OBJECTIVE
Retype, without alteration, each line from the line containing "Read out every word on this page." to the final line of the records.

[Data listing]
========================

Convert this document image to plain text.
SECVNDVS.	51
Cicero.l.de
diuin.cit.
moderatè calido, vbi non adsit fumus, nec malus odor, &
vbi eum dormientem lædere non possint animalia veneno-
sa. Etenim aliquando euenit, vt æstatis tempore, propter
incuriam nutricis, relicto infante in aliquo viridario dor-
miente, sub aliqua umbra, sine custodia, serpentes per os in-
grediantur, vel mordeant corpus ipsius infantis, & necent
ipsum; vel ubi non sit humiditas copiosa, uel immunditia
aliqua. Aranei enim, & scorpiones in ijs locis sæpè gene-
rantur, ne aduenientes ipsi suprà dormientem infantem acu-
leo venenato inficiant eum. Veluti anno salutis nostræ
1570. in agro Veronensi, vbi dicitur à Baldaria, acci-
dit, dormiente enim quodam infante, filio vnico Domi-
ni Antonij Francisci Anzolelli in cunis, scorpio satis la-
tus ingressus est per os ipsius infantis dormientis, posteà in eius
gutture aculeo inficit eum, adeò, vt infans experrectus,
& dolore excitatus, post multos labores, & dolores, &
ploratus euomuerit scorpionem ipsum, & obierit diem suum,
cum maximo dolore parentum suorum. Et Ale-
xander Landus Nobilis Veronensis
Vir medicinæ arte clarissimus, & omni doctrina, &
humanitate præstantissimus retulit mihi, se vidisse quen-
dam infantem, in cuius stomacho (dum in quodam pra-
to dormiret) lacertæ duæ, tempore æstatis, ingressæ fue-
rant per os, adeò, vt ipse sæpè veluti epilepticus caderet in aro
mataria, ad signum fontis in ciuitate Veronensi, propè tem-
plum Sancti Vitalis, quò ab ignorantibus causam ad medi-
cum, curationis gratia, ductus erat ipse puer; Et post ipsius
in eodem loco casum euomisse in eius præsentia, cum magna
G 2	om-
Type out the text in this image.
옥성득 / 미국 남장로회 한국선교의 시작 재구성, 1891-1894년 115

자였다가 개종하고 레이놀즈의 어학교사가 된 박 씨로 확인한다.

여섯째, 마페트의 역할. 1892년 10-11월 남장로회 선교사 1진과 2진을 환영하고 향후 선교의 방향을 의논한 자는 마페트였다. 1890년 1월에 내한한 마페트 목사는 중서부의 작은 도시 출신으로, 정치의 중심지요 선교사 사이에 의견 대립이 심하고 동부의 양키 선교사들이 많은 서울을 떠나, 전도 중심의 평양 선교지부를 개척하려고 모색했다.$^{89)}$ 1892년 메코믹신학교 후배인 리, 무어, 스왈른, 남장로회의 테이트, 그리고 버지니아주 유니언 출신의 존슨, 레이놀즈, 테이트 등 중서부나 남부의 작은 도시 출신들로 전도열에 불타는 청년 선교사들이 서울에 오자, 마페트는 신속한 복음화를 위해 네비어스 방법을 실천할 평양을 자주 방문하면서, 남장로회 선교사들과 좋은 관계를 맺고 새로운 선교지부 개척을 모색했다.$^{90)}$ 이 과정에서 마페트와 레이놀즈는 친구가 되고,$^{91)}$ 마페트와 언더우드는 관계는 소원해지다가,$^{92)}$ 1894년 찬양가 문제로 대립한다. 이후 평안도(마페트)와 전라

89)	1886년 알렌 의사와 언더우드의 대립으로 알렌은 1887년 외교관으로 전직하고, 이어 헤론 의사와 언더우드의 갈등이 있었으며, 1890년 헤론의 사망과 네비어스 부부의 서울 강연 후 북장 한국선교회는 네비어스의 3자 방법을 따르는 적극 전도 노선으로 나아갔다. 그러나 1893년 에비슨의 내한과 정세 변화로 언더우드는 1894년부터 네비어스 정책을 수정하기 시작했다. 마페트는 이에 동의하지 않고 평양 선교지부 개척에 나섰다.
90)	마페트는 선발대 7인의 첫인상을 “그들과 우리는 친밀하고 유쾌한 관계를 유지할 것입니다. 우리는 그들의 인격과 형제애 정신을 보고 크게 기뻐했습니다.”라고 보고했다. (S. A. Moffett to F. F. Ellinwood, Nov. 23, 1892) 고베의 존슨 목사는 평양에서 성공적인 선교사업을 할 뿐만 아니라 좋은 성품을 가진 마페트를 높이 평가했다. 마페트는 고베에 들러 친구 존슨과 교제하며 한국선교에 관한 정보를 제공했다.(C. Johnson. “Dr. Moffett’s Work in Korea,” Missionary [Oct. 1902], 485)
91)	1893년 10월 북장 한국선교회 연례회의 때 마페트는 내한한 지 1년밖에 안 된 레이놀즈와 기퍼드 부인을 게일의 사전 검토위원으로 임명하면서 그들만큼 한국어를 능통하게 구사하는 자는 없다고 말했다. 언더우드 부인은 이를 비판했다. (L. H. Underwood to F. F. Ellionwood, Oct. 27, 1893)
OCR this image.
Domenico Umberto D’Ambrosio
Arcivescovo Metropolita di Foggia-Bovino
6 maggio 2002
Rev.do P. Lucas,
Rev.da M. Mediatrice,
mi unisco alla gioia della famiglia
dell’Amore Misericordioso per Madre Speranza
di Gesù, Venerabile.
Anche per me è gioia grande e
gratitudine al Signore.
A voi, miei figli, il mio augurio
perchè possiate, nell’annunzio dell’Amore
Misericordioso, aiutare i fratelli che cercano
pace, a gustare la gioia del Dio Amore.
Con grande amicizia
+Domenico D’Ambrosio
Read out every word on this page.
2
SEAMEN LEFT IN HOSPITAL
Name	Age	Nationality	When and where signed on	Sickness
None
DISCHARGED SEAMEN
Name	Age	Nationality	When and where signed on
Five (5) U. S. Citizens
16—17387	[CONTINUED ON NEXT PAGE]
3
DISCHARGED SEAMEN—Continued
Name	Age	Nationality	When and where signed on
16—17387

========================

SOLUTION
Read out every word on this page.
2
SEAMEN LEFT IN HOSPITAL
Name	Age	Nationality	When and where signed on	Sickness
None
DISCHARGED SEAMEN
Name	Age	Nationality	When and where signed on
Five (5) U. S. Citizens
16—17387	[CONTINUED ON NEXT PAGE]
3
DISCHARGED SEAMEN—Continued
Name	Age	Nationality	When and where signed on
16—17387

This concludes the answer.